RECORDS FOR THIS TASK:
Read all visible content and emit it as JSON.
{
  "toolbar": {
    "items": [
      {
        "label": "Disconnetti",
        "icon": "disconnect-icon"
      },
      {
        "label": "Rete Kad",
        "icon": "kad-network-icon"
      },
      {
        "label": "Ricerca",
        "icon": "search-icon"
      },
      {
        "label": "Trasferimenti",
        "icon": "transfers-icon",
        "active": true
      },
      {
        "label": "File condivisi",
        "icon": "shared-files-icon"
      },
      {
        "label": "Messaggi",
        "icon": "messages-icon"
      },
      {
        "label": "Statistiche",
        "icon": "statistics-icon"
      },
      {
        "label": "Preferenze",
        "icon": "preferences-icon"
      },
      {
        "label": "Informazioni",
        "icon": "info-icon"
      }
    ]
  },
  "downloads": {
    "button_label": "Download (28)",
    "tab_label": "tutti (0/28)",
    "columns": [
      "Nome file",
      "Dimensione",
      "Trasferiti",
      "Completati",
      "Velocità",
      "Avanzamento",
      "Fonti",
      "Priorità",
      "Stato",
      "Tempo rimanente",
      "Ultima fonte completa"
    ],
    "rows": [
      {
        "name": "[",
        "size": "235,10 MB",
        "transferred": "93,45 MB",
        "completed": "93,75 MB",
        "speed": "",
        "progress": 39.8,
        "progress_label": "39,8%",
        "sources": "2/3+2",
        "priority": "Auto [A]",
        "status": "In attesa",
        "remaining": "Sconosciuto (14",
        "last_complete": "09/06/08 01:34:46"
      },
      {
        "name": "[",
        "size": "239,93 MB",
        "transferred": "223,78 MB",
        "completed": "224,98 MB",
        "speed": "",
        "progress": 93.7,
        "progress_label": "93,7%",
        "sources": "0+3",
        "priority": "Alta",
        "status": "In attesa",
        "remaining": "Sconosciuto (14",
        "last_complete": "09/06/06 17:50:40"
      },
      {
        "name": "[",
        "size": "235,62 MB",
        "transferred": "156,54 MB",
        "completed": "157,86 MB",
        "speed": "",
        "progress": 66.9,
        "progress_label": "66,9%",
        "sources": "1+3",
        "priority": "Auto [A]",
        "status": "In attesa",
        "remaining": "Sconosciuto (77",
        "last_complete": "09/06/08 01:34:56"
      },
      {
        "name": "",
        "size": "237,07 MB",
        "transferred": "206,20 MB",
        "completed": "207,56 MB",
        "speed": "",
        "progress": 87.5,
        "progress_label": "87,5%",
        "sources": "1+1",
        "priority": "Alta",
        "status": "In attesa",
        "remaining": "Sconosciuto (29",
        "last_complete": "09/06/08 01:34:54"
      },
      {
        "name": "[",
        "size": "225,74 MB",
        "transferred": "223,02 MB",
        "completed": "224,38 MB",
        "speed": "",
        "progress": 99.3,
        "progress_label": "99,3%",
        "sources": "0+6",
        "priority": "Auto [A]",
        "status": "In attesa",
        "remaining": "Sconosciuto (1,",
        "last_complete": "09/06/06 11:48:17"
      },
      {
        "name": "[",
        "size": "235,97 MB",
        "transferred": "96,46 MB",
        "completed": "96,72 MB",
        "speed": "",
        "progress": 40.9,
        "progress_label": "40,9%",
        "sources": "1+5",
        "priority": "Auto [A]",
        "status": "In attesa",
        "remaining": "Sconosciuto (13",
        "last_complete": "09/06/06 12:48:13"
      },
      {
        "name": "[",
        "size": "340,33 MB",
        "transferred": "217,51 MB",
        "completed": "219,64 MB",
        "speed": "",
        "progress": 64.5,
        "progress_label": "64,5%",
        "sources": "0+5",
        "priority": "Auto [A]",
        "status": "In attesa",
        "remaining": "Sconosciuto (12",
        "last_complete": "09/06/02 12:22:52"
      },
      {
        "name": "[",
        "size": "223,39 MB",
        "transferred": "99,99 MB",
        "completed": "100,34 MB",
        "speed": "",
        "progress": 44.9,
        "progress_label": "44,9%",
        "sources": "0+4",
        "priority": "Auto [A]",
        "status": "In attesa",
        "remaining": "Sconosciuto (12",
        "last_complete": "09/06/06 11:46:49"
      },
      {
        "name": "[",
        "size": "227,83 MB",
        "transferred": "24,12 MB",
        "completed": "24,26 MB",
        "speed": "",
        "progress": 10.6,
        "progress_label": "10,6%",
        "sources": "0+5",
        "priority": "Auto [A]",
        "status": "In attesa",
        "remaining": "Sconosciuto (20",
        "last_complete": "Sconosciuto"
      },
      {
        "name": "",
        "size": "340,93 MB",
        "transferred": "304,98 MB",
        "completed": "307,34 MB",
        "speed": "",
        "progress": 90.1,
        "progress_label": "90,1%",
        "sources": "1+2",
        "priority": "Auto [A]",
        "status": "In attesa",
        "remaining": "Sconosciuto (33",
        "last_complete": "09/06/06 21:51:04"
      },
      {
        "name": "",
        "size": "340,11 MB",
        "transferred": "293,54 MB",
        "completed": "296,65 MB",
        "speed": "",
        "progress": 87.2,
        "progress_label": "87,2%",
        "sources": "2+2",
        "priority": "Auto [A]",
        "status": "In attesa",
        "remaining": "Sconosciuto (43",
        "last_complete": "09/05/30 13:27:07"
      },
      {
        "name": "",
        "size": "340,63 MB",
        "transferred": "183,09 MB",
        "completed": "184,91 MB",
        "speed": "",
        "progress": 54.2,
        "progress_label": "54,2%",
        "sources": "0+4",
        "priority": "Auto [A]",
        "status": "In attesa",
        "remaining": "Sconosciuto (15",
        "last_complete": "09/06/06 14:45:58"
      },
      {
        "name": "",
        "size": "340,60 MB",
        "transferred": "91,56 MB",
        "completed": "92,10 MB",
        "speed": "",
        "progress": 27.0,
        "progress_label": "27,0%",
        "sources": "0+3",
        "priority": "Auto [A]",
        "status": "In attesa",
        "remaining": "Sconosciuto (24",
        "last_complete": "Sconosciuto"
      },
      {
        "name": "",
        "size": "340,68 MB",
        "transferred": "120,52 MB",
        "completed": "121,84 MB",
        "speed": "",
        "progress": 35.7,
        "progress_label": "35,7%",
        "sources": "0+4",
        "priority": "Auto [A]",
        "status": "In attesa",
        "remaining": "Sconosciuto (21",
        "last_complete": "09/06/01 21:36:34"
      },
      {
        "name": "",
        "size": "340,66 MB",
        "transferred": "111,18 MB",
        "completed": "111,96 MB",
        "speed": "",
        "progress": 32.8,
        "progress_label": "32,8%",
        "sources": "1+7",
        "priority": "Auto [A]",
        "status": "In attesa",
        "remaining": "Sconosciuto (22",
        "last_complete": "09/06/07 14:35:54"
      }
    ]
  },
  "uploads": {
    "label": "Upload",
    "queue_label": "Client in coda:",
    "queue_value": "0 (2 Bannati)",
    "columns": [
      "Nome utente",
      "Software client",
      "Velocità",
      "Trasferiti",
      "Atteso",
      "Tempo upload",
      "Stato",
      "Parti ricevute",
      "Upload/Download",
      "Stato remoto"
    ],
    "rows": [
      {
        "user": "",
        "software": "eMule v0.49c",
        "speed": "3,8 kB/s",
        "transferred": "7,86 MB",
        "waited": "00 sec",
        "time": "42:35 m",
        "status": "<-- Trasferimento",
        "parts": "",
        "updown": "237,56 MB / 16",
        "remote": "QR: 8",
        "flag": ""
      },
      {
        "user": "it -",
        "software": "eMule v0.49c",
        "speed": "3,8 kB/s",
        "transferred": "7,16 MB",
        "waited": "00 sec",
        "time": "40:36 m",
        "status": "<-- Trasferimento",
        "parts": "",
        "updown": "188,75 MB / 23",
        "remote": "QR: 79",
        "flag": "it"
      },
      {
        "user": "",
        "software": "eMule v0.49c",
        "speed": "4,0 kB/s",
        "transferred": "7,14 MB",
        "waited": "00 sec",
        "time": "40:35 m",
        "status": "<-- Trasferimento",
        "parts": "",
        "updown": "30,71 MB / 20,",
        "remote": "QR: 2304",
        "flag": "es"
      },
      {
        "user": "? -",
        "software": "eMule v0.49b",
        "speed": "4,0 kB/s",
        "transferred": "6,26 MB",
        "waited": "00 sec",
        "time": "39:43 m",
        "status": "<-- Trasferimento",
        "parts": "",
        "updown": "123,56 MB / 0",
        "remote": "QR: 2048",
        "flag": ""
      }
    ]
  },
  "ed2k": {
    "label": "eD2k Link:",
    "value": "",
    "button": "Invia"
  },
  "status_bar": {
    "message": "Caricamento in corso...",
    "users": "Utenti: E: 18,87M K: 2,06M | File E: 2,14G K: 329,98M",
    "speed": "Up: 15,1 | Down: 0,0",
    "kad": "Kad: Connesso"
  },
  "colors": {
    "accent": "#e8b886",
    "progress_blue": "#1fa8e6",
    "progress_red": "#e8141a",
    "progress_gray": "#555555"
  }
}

--

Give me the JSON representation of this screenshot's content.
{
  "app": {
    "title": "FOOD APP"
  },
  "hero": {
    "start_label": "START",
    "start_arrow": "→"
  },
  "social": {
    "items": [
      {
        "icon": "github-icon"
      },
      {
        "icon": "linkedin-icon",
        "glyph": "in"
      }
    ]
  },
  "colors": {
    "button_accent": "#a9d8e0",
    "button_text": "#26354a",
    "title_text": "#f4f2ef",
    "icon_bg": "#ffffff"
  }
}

STATED EXERCISE: Find each line with the string "content" and copy it out.

RESPONSE TO THIS EXERCISE:
Read all visible content and emit it as JSON.
Give me the JSON representation of this screenshot's content.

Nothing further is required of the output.